--- begin ---

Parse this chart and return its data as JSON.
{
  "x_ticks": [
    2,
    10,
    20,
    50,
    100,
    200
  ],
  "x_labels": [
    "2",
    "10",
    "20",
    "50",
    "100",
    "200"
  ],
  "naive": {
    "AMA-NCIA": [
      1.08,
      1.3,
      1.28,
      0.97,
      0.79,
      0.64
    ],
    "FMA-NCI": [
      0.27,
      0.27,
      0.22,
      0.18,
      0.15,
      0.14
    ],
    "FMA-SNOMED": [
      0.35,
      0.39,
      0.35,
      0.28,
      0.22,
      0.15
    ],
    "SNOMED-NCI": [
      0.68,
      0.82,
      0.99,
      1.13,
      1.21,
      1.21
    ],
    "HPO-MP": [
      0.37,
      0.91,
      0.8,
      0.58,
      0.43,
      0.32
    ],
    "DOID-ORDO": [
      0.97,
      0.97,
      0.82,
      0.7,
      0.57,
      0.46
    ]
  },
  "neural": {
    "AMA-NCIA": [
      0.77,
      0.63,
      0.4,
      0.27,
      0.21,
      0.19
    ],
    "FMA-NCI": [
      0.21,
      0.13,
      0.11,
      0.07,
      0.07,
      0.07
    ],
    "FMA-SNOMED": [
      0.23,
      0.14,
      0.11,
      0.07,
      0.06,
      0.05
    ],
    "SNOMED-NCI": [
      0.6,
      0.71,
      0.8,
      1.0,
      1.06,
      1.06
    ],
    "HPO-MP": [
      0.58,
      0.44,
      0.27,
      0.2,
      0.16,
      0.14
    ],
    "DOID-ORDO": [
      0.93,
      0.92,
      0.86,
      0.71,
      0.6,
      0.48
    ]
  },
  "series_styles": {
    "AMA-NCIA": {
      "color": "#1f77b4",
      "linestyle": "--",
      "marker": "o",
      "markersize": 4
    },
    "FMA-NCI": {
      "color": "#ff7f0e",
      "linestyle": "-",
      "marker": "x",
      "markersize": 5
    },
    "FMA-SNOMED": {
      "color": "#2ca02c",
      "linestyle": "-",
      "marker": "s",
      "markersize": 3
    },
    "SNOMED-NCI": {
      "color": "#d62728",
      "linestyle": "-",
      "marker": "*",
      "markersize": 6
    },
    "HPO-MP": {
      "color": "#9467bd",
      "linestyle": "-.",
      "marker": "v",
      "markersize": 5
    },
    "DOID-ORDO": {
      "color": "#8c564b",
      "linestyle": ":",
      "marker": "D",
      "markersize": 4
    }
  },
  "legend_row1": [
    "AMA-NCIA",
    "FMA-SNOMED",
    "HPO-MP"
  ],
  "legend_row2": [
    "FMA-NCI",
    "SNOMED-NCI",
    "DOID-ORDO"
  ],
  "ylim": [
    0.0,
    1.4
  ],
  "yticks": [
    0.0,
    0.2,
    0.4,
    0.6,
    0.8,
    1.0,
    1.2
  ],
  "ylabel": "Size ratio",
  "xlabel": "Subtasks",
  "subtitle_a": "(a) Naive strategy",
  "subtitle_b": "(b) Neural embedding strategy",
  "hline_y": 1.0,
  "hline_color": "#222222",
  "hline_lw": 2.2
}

--- end ---

> [Task directions] Each line that holds the word "SNOMED" should be extracted from the records.

> [Result of this exercise]
    "FMA-SNOMED": [
    "SNOMED-NCI": [
    "FMA-SNOMED": [
    "SNOMED-NCI": [
    "FMA-SNOMED": {
    "SNOMED-NCI": {
    "FMA-SNOMED",
    "SNOMED-NCI",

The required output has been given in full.